BEGIN Task data

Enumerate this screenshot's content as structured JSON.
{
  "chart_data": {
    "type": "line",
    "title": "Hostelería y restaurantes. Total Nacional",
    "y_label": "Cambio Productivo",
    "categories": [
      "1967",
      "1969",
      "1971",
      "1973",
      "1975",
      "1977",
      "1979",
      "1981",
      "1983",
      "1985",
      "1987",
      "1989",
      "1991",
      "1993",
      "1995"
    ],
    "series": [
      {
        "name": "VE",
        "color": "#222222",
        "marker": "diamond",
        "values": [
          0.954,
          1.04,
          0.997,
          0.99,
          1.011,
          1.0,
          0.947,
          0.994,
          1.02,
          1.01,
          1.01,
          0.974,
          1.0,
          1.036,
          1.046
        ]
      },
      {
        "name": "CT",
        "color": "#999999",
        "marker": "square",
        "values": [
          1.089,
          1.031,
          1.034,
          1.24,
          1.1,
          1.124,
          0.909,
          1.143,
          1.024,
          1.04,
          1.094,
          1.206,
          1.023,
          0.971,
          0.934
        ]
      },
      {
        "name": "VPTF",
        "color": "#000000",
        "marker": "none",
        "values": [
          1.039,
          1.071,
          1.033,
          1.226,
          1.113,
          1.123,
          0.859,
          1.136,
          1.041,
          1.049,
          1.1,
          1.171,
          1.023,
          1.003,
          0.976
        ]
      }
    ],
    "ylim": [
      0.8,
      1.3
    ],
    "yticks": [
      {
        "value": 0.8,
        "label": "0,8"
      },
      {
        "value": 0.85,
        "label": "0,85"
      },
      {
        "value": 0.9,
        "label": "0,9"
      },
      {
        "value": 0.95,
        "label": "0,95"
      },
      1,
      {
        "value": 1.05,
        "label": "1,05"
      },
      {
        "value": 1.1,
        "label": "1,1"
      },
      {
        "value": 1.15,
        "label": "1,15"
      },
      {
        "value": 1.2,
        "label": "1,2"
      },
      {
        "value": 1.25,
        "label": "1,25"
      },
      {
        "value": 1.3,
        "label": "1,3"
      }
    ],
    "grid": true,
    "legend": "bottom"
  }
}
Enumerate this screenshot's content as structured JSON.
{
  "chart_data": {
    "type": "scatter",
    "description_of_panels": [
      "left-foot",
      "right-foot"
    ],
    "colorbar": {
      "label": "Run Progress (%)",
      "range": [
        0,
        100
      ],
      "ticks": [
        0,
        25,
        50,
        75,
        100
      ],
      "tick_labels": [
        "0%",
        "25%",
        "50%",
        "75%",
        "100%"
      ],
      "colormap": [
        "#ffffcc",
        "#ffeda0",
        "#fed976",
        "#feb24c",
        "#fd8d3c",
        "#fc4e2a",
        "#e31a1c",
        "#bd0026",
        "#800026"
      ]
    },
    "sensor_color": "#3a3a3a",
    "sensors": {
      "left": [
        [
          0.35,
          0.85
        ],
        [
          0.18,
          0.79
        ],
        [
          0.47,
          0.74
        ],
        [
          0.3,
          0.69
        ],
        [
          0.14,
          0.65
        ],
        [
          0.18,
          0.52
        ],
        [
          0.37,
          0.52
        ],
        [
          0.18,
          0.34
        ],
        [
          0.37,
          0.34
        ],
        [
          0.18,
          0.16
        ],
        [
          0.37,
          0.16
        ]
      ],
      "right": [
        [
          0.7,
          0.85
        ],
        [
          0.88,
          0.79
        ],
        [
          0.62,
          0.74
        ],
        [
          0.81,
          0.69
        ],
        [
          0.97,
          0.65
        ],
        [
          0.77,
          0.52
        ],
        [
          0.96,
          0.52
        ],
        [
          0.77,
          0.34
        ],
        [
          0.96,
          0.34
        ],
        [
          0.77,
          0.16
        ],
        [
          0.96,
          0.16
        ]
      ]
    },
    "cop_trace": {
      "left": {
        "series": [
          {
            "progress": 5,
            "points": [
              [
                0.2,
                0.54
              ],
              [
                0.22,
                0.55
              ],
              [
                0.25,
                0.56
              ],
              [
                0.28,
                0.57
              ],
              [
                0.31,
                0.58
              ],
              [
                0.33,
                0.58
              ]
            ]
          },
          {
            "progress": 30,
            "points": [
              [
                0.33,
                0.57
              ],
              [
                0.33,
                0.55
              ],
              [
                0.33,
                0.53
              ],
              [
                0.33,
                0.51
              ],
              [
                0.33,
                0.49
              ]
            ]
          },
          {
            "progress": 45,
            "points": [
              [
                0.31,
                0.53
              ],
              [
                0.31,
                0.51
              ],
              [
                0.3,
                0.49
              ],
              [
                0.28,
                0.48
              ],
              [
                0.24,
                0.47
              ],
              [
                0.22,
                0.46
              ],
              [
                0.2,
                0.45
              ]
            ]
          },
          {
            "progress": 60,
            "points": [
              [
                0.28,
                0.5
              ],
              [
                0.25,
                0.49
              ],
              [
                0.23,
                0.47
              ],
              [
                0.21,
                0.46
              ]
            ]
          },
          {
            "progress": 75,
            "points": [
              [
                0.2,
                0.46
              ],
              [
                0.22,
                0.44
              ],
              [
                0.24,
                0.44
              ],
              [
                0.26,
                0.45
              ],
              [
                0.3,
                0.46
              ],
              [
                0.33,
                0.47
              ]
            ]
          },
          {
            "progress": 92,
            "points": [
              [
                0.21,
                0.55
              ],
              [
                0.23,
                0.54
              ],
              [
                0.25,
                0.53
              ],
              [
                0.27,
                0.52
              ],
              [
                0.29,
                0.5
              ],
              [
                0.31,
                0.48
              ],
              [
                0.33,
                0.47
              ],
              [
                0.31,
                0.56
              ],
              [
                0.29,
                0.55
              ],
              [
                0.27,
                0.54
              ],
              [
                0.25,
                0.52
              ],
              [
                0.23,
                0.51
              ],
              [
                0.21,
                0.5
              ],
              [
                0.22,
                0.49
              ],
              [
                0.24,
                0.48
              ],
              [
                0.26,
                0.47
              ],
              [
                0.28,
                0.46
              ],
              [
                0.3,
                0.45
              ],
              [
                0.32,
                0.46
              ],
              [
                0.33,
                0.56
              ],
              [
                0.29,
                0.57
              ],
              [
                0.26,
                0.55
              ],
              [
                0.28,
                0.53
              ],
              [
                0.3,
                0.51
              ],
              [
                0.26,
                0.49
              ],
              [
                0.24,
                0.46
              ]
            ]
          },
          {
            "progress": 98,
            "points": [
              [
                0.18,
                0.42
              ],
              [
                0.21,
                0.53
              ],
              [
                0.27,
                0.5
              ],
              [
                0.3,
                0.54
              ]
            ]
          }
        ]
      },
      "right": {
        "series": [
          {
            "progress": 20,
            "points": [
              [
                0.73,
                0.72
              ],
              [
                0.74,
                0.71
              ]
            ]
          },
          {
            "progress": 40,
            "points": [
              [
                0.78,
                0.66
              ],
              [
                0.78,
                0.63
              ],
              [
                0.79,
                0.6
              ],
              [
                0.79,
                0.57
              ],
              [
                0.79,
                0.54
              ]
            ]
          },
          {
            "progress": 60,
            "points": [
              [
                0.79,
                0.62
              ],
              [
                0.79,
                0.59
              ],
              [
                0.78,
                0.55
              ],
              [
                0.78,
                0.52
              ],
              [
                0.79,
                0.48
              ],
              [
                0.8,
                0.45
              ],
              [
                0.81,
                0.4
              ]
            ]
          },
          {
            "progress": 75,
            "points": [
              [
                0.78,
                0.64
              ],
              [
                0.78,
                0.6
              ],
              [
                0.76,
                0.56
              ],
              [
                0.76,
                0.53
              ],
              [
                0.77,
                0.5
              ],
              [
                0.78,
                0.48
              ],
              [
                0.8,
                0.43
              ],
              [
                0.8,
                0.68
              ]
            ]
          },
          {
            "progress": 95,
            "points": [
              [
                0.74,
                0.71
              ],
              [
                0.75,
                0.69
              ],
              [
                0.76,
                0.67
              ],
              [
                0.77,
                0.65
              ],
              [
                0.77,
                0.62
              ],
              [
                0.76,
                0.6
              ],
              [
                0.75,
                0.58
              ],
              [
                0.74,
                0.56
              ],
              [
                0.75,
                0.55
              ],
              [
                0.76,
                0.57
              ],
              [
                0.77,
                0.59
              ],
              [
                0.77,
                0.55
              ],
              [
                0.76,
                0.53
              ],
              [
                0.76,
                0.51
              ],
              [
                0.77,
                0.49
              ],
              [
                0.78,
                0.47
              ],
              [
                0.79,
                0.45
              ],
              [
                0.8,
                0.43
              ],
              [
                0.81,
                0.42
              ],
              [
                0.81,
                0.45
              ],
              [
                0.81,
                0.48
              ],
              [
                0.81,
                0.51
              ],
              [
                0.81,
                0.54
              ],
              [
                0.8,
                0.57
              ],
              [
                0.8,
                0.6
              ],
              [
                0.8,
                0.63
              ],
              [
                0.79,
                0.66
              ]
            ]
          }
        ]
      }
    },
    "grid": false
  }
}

END Task data

> [Exercise]: Copy all lines from the listing that contain "marker".

> [Reply]:
        "marker": "diamond",
        "marker": "square",
        "marker": "none",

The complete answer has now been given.